Requirements
Pull each line holding "زمامداران" out of the entries below.

Extracted records
┄┄┄┄┄┄┄┄┄┄

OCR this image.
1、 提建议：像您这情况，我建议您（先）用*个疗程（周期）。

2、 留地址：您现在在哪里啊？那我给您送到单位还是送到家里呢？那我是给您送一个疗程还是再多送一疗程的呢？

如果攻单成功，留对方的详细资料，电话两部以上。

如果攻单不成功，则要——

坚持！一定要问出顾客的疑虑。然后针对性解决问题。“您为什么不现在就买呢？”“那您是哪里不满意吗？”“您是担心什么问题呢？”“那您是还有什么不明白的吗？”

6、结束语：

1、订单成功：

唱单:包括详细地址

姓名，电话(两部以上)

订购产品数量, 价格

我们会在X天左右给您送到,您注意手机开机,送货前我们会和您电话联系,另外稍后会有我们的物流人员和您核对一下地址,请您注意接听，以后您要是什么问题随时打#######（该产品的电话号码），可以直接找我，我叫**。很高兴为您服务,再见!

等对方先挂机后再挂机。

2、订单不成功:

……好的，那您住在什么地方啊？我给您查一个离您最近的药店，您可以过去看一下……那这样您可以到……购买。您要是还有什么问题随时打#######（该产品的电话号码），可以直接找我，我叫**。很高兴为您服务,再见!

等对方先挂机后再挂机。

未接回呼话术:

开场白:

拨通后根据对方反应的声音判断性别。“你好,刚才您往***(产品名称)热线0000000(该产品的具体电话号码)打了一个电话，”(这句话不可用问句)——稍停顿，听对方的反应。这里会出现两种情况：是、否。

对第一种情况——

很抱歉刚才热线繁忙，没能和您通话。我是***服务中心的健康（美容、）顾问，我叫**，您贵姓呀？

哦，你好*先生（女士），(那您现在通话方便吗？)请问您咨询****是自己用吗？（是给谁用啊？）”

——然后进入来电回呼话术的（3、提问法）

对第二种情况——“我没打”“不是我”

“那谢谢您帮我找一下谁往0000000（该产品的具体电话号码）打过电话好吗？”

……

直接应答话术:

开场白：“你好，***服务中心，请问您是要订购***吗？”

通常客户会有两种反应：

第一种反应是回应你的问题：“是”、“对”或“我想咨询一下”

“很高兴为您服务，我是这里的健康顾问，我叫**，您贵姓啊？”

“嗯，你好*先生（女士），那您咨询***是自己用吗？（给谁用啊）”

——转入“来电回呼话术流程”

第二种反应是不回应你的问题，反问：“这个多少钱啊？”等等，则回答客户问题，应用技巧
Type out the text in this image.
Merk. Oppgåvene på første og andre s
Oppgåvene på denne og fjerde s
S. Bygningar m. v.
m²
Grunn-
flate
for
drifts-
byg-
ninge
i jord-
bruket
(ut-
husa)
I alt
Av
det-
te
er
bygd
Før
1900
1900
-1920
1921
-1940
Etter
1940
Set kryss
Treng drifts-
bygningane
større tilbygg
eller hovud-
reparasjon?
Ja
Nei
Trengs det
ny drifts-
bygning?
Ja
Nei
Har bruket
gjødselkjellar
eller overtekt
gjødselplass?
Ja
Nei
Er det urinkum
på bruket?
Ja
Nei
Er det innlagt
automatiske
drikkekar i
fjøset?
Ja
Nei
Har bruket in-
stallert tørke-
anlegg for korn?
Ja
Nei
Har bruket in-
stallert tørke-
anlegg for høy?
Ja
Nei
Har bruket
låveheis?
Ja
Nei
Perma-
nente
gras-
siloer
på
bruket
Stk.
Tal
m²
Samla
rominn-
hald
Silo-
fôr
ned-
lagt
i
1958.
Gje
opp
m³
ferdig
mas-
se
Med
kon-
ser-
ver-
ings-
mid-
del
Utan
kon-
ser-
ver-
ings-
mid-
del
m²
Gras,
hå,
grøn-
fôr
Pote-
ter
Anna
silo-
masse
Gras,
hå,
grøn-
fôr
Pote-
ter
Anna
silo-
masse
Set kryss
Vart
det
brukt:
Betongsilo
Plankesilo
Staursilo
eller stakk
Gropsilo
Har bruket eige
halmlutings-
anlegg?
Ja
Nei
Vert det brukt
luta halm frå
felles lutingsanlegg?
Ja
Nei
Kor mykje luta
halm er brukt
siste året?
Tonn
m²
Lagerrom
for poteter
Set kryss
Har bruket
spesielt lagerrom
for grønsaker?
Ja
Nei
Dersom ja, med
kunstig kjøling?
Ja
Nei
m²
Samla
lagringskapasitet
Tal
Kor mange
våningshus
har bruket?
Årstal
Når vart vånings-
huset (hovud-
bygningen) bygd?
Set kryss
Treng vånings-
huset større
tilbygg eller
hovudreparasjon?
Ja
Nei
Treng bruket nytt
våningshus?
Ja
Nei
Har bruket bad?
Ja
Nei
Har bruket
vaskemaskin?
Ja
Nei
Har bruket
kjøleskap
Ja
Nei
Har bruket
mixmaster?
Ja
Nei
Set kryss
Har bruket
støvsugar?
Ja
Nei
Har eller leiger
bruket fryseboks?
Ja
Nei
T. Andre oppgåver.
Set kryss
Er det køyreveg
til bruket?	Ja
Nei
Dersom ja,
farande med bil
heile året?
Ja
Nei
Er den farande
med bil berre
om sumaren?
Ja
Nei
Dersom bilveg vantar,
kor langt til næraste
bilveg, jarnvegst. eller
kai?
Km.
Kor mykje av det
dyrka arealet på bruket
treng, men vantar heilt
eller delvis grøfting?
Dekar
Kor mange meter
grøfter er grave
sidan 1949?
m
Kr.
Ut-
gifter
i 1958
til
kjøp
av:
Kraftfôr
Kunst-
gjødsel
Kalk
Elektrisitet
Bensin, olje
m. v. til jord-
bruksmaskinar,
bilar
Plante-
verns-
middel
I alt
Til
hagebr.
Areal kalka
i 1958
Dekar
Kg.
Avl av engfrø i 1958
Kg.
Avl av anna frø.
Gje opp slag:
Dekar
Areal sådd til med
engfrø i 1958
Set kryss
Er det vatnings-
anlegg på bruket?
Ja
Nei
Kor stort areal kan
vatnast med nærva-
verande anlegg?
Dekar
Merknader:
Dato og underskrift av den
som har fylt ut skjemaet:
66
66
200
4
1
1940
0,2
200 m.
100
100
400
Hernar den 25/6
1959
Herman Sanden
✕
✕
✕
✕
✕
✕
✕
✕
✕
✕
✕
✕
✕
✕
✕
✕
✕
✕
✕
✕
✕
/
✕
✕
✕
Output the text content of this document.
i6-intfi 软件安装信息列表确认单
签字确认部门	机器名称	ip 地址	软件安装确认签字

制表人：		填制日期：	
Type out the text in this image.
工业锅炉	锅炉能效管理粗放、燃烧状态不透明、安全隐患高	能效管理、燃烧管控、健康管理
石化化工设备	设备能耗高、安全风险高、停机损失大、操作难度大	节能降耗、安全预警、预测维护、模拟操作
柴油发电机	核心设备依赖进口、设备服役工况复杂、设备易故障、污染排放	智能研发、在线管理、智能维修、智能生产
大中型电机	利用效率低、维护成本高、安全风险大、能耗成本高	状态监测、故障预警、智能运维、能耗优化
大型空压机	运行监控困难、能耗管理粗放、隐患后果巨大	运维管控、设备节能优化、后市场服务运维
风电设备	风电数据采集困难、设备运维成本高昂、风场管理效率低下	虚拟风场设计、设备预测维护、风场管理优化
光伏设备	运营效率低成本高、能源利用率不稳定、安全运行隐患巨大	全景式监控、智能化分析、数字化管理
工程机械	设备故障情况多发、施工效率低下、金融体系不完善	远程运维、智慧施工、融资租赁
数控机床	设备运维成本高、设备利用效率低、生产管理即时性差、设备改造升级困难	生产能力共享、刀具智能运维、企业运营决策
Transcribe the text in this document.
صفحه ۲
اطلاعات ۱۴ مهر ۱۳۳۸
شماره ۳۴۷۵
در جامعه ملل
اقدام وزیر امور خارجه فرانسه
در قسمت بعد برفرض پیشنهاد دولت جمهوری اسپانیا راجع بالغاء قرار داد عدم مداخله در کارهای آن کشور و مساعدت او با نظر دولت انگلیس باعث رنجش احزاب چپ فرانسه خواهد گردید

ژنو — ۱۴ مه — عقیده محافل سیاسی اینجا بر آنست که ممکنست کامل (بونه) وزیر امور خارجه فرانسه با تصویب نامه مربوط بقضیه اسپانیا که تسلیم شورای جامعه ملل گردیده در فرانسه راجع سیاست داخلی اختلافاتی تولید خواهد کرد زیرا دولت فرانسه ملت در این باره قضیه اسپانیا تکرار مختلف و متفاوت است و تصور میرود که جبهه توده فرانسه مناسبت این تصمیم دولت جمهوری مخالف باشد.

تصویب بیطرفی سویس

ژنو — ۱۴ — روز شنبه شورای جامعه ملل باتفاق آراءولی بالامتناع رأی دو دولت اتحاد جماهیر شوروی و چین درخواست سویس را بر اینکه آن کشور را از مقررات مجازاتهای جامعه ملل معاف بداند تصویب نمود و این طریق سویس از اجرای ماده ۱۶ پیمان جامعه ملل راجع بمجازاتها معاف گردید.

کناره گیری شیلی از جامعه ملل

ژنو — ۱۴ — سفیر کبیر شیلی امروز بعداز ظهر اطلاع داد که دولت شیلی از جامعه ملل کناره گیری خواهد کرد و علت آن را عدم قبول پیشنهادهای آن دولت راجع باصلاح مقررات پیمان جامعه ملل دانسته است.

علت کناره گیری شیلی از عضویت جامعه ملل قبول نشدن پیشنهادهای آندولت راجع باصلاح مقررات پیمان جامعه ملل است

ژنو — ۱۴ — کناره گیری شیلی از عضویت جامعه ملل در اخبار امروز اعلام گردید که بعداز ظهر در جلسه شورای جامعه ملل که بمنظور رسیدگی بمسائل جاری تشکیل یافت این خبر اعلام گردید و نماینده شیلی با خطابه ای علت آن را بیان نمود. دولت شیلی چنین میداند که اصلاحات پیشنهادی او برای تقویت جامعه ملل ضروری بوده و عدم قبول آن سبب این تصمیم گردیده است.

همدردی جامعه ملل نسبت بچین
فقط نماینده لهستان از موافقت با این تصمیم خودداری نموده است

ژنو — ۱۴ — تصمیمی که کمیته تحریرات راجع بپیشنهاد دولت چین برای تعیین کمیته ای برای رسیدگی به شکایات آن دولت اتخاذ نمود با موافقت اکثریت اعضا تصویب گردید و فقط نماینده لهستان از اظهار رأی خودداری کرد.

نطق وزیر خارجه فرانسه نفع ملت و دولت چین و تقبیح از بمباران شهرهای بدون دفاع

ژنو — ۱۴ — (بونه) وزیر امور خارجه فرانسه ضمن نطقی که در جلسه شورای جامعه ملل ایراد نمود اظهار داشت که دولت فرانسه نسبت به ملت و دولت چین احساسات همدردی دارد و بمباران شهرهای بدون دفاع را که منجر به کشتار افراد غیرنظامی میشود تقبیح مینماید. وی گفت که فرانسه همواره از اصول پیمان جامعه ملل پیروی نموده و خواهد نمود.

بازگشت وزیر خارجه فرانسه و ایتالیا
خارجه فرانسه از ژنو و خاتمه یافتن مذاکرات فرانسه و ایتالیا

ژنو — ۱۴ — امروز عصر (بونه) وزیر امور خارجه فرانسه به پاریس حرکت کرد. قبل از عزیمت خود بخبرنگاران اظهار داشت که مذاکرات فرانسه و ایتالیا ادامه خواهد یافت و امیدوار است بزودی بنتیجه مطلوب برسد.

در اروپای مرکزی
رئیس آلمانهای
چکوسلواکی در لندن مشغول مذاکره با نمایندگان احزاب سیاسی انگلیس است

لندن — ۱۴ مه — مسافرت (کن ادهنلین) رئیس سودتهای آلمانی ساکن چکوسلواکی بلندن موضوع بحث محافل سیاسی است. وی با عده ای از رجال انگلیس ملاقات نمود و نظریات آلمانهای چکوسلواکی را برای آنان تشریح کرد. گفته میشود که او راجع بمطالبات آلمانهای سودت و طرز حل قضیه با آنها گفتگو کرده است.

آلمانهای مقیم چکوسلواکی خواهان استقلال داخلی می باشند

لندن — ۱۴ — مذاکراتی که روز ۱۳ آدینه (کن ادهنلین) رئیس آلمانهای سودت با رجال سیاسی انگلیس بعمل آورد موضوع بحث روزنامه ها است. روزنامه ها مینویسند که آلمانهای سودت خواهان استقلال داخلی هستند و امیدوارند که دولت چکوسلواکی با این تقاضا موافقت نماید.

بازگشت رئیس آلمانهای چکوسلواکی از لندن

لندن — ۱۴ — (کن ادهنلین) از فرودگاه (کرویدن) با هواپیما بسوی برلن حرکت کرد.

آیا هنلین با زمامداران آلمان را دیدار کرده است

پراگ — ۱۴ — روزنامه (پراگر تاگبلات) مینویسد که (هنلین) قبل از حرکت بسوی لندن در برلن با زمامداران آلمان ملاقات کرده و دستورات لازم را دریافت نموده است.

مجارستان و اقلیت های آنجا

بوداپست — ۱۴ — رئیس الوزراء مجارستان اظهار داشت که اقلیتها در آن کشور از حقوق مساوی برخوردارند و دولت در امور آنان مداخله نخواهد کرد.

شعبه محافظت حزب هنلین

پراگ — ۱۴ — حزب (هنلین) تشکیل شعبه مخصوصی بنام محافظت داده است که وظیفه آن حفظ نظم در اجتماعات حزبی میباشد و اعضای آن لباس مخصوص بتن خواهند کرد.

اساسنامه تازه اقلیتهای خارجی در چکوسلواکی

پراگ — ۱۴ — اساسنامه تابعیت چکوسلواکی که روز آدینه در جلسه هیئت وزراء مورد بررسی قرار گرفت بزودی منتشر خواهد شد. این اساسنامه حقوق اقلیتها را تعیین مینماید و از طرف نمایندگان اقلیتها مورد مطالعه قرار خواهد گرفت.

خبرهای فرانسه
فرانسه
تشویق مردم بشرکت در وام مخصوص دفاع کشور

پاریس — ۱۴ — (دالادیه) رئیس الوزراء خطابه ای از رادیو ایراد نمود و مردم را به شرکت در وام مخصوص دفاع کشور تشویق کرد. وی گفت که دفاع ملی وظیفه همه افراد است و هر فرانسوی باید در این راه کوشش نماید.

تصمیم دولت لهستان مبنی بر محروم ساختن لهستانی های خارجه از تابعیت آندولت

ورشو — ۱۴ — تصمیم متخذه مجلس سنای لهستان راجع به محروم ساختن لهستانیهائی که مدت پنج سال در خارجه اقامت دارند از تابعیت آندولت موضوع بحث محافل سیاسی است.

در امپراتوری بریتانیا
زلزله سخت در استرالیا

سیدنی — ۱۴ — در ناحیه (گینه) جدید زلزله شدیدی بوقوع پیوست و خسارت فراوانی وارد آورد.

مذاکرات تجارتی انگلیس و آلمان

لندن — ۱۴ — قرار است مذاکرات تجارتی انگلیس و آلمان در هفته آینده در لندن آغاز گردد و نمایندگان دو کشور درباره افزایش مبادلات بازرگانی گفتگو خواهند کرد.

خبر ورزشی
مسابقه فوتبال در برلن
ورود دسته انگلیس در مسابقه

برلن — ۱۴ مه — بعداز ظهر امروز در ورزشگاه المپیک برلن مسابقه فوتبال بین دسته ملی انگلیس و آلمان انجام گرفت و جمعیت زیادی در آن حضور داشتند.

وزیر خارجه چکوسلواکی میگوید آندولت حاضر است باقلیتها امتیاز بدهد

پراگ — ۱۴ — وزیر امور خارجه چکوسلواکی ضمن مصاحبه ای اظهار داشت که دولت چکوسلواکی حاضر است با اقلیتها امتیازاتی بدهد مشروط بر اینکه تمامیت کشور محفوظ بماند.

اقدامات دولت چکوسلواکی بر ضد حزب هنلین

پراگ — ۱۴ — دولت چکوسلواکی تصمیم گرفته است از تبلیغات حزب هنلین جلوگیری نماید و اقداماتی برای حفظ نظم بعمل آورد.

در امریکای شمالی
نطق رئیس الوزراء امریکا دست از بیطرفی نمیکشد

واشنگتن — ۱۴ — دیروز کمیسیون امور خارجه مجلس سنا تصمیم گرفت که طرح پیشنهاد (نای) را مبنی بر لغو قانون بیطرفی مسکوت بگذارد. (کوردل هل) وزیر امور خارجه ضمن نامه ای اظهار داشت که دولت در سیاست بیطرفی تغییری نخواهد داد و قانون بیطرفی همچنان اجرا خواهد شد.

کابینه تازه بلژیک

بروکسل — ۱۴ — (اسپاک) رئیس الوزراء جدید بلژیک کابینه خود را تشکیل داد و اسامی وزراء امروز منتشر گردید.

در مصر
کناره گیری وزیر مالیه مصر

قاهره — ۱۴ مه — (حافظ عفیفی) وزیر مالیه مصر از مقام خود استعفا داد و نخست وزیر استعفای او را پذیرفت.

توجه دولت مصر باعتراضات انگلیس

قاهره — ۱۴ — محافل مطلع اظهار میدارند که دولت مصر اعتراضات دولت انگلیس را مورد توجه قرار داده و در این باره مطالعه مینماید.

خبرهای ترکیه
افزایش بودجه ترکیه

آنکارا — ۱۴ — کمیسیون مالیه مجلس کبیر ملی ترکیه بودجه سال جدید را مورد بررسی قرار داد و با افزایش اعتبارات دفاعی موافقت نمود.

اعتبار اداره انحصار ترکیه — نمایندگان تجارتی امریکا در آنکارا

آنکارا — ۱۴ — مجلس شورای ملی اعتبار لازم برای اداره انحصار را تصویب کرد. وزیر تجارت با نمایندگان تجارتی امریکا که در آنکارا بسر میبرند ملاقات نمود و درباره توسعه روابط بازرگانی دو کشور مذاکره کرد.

┄┄┄┄┄┄┄┄┄┄

Correct output
آیا هنلین با زمامداران آلمان را دیدار کرده است
پراگ — ۱۴ — روزنامه (پراگر تاگبلات) مینویسد که (هنلین) قبل از حرکت بسوی لندن در برلن با زمامداران آلمان ملاقات کرده و دستورات لازم را دریافت نموده است.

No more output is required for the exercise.